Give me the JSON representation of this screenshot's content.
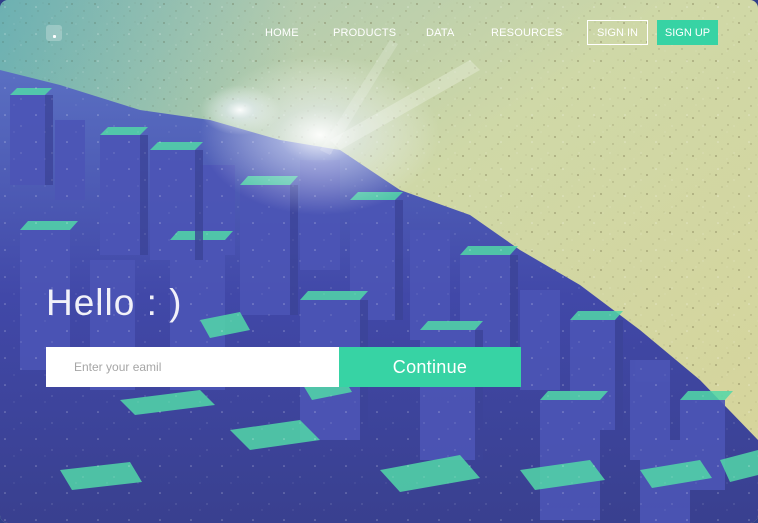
{
  "nav": {
    "logo_icon": "square-dot-logo-icon",
    "links": [
      {
        "label": "HOME"
      },
      {
        "label": "PRODUCTS"
      },
      {
        "label": "DATA"
      },
      {
        "label": "RESOURCES"
      }
    ],
    "sign_in_label": "SIGN IN",
    "sign_up_label": "SIGN UP"
  },
  "hero": {
    "greeting": "Hello : )",
    "email_placeholder": "Enter your eamil",
    "continue_label": "Continue"
  },
  "colors": {
    "accent": "#37d3a4",
    "sky_top": "#cfd6a0",
    "city_blue": "#3b44a3",
    "city_green": "#4fd7a3"
  }
}
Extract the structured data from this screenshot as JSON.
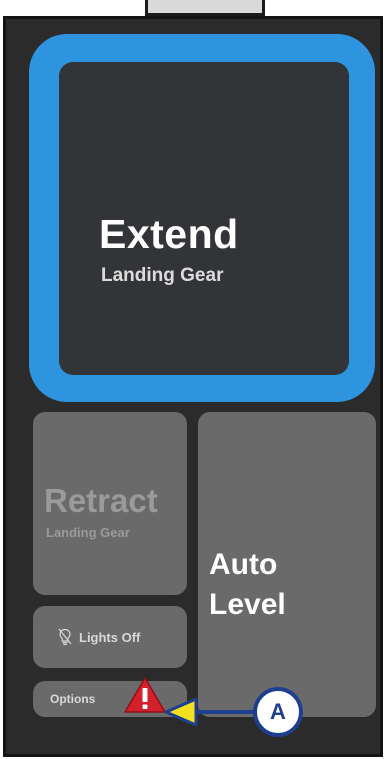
{
  "extend_button": {
    "title": "Extend",
    "subtitle": "Landing Gear"
  },
  "retract_button": {
    "title": "Retract",
    "subtitle": "Landing Gear"
  },
  "auto_level_button": {
    "line1": "Auto",
    "line2": "Level"
  },
  "lights_button": {
    "label": "Lights Off",
    "icon": "lightbulb-off-icon"
  },
  "options_button": {
    "label": "Options",
    "icon": "warning-icon"
  },
  "callout": {
    "letter": "A"
  },
  "colors": {
    "accent_blue": "#2f94e0",
    "panel_bg": "#2b2b2b",
    "button_gray": "#6a6a6a",
    "warning_red": "#d4202a",
    "callout_yellow": "#f5e020",
    "callout_navy": "#1e3f8e"
  }
}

========

Copy down every line of the entries containing the word "icon".

> SOLUTION FOR THIS TASK:
    "logo_icon": "square-dot-logo-icon",
    "icon": "lightbulb-off-icon"
    "icon": "warning-icon"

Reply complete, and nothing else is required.